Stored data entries
::::

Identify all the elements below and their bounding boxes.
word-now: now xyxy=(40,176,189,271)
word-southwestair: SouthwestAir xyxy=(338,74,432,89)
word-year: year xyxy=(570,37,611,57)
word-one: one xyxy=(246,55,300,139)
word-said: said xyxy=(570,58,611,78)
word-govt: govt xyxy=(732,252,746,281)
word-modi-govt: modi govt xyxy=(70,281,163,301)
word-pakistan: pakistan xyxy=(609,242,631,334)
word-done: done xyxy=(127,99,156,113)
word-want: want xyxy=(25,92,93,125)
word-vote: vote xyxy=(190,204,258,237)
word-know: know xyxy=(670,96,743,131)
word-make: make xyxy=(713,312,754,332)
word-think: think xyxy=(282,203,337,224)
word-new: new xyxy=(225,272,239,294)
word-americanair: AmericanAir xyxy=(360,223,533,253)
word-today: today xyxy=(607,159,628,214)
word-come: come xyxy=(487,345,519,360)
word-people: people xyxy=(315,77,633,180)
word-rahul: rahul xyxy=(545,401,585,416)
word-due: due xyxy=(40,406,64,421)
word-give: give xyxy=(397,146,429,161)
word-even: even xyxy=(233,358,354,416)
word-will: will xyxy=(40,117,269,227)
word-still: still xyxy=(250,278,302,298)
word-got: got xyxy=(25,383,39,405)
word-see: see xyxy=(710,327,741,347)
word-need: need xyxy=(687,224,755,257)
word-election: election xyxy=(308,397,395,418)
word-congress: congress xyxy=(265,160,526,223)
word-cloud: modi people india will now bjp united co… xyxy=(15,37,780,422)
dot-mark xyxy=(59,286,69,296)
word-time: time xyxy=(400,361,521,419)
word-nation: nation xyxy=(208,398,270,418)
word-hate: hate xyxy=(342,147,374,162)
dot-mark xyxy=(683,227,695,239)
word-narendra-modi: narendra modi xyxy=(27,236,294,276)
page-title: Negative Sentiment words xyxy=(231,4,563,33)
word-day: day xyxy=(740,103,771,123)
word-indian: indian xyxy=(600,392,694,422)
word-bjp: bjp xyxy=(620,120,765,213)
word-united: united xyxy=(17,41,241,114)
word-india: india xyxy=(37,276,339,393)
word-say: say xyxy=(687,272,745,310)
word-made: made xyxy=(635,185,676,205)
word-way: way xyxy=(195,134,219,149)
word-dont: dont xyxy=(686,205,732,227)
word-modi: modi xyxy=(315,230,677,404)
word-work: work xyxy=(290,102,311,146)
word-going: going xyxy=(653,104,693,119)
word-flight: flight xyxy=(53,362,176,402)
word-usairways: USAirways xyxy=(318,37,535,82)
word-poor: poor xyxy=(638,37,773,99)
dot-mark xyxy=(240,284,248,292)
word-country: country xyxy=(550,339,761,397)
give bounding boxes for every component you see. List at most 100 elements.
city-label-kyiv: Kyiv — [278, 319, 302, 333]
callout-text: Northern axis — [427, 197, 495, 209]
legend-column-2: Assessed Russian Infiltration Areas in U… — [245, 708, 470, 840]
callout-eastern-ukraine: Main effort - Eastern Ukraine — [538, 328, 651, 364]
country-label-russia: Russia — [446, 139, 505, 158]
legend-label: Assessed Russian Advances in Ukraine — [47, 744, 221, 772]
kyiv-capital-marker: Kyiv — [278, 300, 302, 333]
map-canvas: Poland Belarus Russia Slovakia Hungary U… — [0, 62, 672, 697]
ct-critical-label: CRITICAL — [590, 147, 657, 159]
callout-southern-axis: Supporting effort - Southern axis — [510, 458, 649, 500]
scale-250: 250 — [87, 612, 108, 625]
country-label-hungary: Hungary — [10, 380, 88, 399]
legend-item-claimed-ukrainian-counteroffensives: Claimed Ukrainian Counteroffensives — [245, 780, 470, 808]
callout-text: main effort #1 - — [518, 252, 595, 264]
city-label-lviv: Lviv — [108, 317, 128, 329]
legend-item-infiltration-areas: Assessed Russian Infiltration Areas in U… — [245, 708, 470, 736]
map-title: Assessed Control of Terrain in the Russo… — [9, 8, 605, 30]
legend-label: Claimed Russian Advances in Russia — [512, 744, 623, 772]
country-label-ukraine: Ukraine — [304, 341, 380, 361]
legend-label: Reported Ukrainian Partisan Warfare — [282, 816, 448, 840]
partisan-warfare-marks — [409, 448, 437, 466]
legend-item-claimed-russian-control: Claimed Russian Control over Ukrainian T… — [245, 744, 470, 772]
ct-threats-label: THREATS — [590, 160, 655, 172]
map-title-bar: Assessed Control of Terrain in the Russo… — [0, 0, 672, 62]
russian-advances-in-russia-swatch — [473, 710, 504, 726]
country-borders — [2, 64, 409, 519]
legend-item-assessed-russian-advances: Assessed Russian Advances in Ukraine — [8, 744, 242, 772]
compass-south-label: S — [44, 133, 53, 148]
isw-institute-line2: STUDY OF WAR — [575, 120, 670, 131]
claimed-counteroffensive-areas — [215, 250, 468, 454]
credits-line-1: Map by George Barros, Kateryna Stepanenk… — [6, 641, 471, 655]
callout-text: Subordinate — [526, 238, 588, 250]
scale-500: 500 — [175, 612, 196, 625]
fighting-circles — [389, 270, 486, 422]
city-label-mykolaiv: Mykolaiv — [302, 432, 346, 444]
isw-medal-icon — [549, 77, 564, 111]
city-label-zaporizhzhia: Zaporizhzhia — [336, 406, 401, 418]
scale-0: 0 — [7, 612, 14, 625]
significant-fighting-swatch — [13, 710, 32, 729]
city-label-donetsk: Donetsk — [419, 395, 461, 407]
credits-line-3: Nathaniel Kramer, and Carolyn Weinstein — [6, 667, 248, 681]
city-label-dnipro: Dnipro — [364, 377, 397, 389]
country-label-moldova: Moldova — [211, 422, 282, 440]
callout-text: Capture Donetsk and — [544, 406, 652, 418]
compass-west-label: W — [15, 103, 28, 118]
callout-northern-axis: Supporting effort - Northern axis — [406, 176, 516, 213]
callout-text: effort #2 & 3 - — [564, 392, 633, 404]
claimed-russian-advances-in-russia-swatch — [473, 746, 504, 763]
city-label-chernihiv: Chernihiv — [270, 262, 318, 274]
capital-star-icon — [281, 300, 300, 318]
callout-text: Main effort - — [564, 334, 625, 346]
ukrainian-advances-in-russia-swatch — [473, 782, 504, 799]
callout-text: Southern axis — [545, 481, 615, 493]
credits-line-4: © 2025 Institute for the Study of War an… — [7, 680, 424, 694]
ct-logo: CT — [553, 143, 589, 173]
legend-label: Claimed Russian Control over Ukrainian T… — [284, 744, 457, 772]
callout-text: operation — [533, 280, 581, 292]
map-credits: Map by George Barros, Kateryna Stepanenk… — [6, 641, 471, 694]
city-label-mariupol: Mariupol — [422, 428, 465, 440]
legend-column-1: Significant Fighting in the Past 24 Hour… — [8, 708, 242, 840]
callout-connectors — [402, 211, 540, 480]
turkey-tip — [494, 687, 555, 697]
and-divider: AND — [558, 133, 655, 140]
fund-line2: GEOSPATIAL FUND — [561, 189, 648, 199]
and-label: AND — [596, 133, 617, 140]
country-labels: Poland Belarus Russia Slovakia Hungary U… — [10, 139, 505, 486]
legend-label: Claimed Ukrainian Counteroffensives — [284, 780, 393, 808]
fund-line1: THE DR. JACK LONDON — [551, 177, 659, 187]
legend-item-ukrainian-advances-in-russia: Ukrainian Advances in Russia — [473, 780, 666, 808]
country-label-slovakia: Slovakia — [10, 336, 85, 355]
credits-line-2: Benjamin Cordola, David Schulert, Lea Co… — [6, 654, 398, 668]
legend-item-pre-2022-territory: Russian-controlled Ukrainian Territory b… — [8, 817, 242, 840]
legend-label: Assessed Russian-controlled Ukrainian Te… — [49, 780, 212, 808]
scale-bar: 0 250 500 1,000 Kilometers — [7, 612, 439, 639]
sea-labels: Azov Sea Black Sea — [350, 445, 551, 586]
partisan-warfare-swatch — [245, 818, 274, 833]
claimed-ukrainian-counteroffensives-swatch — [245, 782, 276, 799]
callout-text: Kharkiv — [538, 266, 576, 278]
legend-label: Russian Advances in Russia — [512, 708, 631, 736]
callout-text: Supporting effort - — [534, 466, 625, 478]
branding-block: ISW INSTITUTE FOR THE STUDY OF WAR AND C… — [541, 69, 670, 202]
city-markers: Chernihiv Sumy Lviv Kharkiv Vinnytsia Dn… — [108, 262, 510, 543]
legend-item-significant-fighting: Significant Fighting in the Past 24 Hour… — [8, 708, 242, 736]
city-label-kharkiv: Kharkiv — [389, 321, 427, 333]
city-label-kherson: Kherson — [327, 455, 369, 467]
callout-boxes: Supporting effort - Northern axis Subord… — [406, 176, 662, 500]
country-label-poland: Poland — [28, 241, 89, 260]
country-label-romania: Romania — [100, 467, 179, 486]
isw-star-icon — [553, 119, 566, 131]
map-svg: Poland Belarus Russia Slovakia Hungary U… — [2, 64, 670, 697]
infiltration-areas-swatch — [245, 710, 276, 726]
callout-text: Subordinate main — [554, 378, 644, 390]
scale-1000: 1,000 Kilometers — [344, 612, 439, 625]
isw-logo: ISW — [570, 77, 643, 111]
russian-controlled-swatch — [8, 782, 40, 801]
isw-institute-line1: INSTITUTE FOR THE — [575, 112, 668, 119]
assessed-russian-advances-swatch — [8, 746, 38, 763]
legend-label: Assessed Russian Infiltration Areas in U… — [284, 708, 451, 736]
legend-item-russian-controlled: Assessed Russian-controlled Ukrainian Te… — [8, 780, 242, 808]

::::

Reproduce the records word for word, from their first line through the line containing "word-nation: nation xyxy=(208,398,270,418)", with both of those lines included.

Result of this exercise:
Identify all the elements below and their bounding boxes.
word-now: now xyxy=(40,176,189,271)
word-southwestair: SouthwestAir xyxy=(338,74,432,89)
word-year: year xyxy=(570,37,611,57)
word-one: one xyxy=(246,55,300,139)
word-said: said xyxy=(570,58,611,78)
word-govt: govt xyxy=(732,252,746,281)
word-modi-govt: modi govt xyxy=(70,281,163,301)
word-pakistan: pakistan xyxy=(609,242,631,334)
word-done: done xyxy=(127,99,156,113)
word-want: want xyxy=(25,92,93,125)
word-vote: vote xyxy=(190,204,258,237)
word-know: know xyxy=(670,96,743,131)
word-make: make xyxy=(713,312,754,332)
word-think: think xyxy=(282,203,337,224)
word-new: new xyxy=(225,272,239,294)
word-americanair: AmericanAir xyxy=(360,223,533,253)
word-today: today xyxy=(607,159,628,214)
word-come: come xyxy=(487,345,519,360)
word-people: people xyxy=(315,77,633,180)
word-rahul: rahul xyxy=(545,401,585,416)
word-due: due xyxy=(40,406,64,421)
word-give: give xyxy=(397,146,429,161)
word-even: even xyxy=(233,358,354,416)
word-will: will xyxy=(40,117,269,227)
word-still: still xyxy=(250,278,302,298)
word-got: got xyxy=(25,383,39,405)
word-see: see xyxy=(710,327,741,347)
word-need: need xyxy=(687,224,755,257)
word-election: election xyxy=(308,397,395,418)
word-congress: congress xyxy=(265,160,526,223)
word-cloud: modi people india will now bjp united co… xyxy=(15,37,780,422)
dot-mark xyxy=(59,286,69,296)
word-time: time xyxy=(400,361,521,419)
word-nation: nation xyxy=(208,398,270,418)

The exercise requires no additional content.